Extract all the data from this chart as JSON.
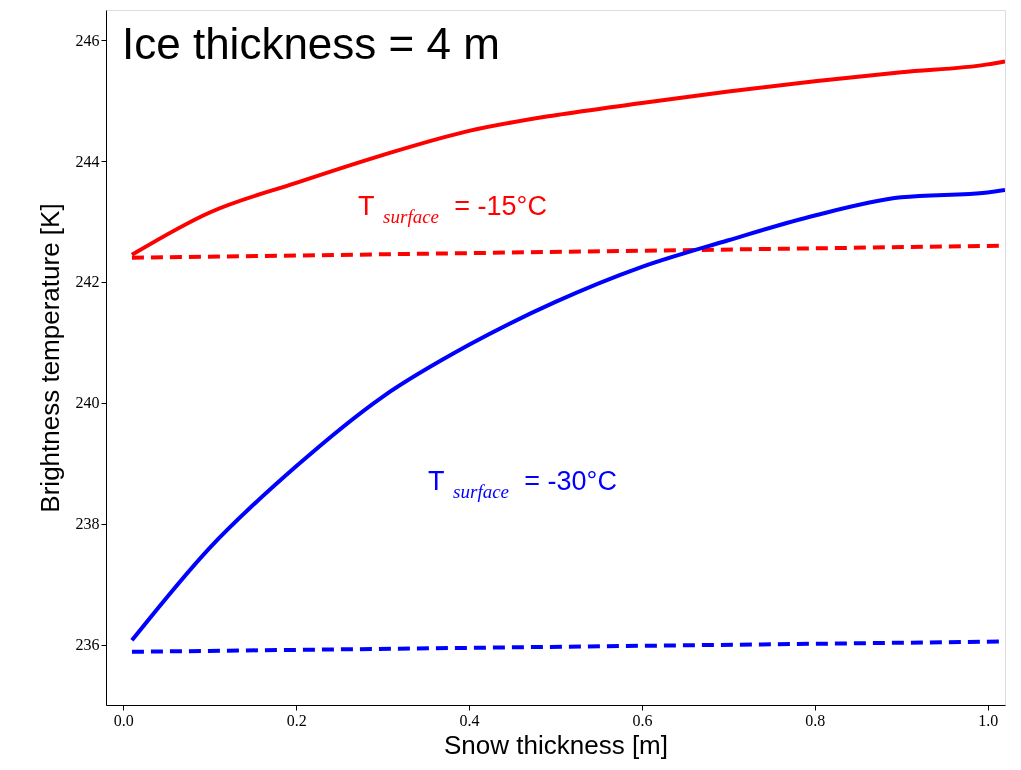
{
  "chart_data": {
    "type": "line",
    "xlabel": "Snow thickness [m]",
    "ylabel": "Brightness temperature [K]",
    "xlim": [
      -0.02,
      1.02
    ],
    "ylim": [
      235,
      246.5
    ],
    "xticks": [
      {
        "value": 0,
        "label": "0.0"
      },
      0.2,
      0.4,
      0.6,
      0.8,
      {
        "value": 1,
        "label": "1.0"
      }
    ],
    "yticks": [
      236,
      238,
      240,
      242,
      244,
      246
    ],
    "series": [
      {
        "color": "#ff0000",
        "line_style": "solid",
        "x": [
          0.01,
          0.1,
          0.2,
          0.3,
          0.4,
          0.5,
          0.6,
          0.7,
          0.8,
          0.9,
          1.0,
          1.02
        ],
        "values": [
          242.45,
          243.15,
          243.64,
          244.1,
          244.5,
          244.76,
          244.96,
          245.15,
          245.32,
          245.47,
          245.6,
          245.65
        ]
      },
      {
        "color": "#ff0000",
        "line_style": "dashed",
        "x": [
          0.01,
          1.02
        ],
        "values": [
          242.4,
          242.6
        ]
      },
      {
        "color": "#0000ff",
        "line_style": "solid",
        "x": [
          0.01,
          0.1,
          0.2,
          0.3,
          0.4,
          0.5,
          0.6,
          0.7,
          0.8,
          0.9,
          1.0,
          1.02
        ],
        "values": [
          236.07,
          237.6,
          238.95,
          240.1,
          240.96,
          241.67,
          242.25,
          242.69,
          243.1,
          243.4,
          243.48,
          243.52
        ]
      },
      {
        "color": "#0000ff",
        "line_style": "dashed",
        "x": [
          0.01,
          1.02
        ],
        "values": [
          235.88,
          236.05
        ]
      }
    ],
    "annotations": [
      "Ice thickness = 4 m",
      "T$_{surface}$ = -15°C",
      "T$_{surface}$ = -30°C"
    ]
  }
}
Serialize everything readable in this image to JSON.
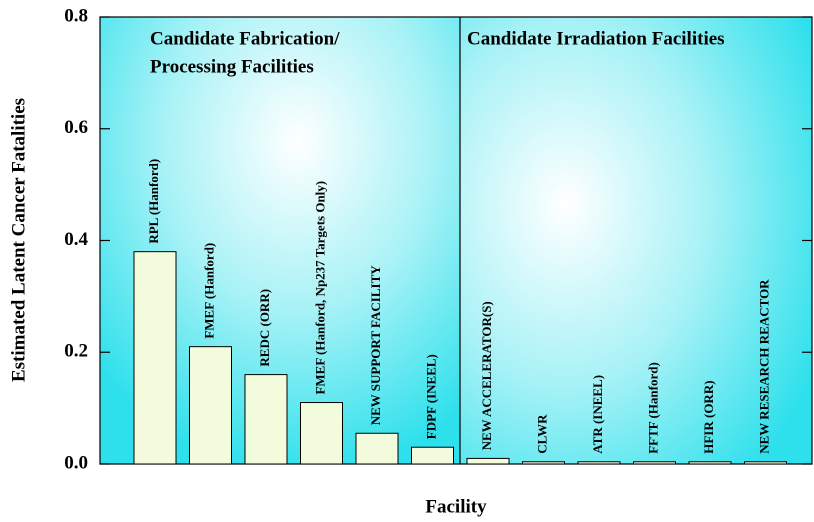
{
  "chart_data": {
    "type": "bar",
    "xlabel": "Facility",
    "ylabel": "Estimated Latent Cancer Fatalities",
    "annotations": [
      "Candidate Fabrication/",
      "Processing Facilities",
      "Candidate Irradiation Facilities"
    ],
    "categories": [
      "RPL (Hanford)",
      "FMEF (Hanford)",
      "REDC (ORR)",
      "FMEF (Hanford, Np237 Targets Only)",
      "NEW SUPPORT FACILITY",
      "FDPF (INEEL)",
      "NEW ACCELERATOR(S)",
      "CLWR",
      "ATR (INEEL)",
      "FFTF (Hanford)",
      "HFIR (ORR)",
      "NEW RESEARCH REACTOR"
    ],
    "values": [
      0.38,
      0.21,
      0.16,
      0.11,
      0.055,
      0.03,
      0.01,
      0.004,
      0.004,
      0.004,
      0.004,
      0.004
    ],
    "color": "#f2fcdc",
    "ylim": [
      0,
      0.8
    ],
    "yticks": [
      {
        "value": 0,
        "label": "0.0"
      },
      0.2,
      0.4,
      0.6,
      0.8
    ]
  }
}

......

- **Description of the task**
Pictures are not part of the copy; reproduce exactly and only the lines from the line containing "Serialize everything readable" through the end of the listing.

- **The answer**
Serialize everything readable in this image to JSON.
{
  "chart_data": {
    "type": "bar",
    "xlabel": "Facility",
    "ylabel": "Estimated Latent Cancer Fatalities",
    "annotations": [
      "Candidate Fabrication/",
      "Processing Facilities",
      "Candidate Irradiation Facilities"
    ],
    "categories": [
      "RPL (Hanford)",
      "FMEF (Hanford)",
      "REDC (ORR)",
      "FMEF (Hanford, Np237 Targets Only)",
      "NEW SUPPORT FACILITY",
      "FDPF (INEEL)",
      "NEW ACCELERATOR(S)",
      "CLWR",
      "ATR (INEEL)",
      "FFTF (Hanford)",
      "HFIR (ORR)",
      "NEW RESEARCH REACTOR"
    ],
    "values": [
      0.38,
      0.21,
      0.16,
      0.11,
      0.055,
      0.03,
      0.01,
      0.004,
      0.004,
      0.004,
      0.004,
      0.004
    ],
    "color": "#f2fcdc",
    "ylim": [
      0,
      0.8
    ],
    "yticks": [
      {
        "value": 0,
        "label": "0.0"
      },
      0.2,
      0.4,
      0.6,
      0.8
    ]
  }
}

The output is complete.